▶ [Excerpt provided]:
The invitation we talked about yesterday to participate in absorption rather than perpetuation is at the heart of all Christian understanding of forgiveness, not just as it relates to issues of family.
The world is full of brokenness. We were designed to live in a universe or 'operating system' that was brokenness-free. In other words, sin is alien to the design of our souls.
Jesus comes and he takes on that sin so that we might once again live as we were meant to. This is why the Scriptures are emphatic that he is the hope of the whole world, not just Jews or those who find him helpful in a therapeutic sort of way. His medicine is the medicine we all need: the absorption of sin, our own and the sin that has done damage to us.
This does not mean, of course, that people who are not Christians cannot forgive. Based on temperament and other factors we all have varying abilities and capacities for forgiveness.
But what Christ offers us is two-fold.
One, he has already shown that he has infinite capacity for the absorption of sin, both ours and that which has been done to us.
In other words, apart from Christ we are stuck with our own limited capacity to forgive. Eventually, no matter our temperament, we all become saturated. We have a limited capacity to forgive others, some of us have an even more limited capacity to forgive ourselves. That's when bitterness sets in.
Jesus has an infinite capacity for forgiveness. And he invites us to allow him to work in us to exercise that capacity. Even as it relates to the things that have hurt us the most. Even in the midst of our own self-hatred that results in voices of guilt and shame.
Infinite capacity to absorb sin. It has actually already happened.
Secondly, what Jesus has done once and for all is broken the power of sin. Absorption language is helpful but not complete; it's passive. Jesus absorbs our sin. But he also breaks the power of that sin and frees us to move in a positive, opposite direction.
This power means, as one example, that we are not bound to repeat cycles of family brokenness. Jesus has absorbed that sin and overcome it, it has not overcome him. He lives in us and we live in him.
This means that our baggage or anger or sin or victim-status no longer has to define who we are, how we parent, how we drive, how we relate to our parents or siblings or co-workers or friends. Jesus' victory gets to do that. Forgiveness gets to do that.
Here's the good news: brokenness and sin does not have the last word on us. Jesus can and does. We have been told the story of all sin and death and guilt and broken patterns overcome and the good news is this: hope wins.

▶ [Work task 1]:
In one to three sentences, explain why the text on forgiveness calls absorption language helpful but not complete.
▶ [Work task 2]:
Reproduce the passage of the text on forgiveness starting with "In other words, apart" and going on through "positive, opposite direction.".
The lines that come next have nothing to do with the text on forgiveness.

▶ [Data extract]:
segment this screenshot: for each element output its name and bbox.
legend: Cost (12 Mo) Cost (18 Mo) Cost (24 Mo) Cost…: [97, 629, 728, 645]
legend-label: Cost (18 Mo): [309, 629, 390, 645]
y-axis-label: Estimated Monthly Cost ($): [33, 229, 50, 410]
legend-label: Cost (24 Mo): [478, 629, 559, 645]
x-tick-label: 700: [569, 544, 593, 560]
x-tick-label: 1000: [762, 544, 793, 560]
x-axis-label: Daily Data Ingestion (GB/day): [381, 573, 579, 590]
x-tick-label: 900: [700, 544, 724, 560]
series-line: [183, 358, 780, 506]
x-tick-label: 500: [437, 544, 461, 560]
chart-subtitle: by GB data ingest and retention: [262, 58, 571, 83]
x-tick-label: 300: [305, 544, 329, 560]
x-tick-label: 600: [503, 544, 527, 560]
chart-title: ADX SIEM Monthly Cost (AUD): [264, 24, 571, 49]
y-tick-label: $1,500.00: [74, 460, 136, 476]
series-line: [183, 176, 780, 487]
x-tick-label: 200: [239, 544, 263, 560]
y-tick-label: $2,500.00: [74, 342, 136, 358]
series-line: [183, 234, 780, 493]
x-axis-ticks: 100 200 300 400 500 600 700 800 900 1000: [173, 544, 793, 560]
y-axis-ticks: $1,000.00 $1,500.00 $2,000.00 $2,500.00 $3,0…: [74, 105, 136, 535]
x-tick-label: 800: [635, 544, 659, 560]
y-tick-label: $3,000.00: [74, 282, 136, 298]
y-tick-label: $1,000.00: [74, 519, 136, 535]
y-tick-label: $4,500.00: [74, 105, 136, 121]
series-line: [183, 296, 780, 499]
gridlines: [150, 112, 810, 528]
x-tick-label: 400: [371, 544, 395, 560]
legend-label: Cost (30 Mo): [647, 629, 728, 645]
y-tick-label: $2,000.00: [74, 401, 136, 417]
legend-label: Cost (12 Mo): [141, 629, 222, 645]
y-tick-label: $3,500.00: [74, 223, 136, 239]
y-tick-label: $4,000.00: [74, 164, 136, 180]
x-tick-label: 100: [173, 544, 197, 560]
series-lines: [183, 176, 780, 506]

▶ [Final answer 1]:
Absorption language is passive: it describes Jesus absorbing sin. It leaves out that he also breaks the power of that sin and frees people to move in a positive, opposite direction.

▶ [Final answer 2]:
In other words, apart from Christ we are stuck with our own limited capacity to forgive. Eventually, no matter our temperament, we all become saturated. We have a limited capacity to forgive others, some of us have an even more limited capacity to forgive ourselves. That's when bitterness sets in.
Jesus has an infinite capacity for forgiveness. And he invites us to allow him to work in us to exercise that capacity. Even as it relates to the things that have hurt us the most. Even in the midst of our own self-hatred that results in voices of guilt and shame.
Infinite capacity to absorb sin. It has actually already happened.
Secondly, what Jesus has done once and for all is broken the power of sin. Absorption language is helpful but not complete; it's passive. Jesus absorbs our sin. But he also breaks the power of that sin and frees us to move in a positive, opposite direction.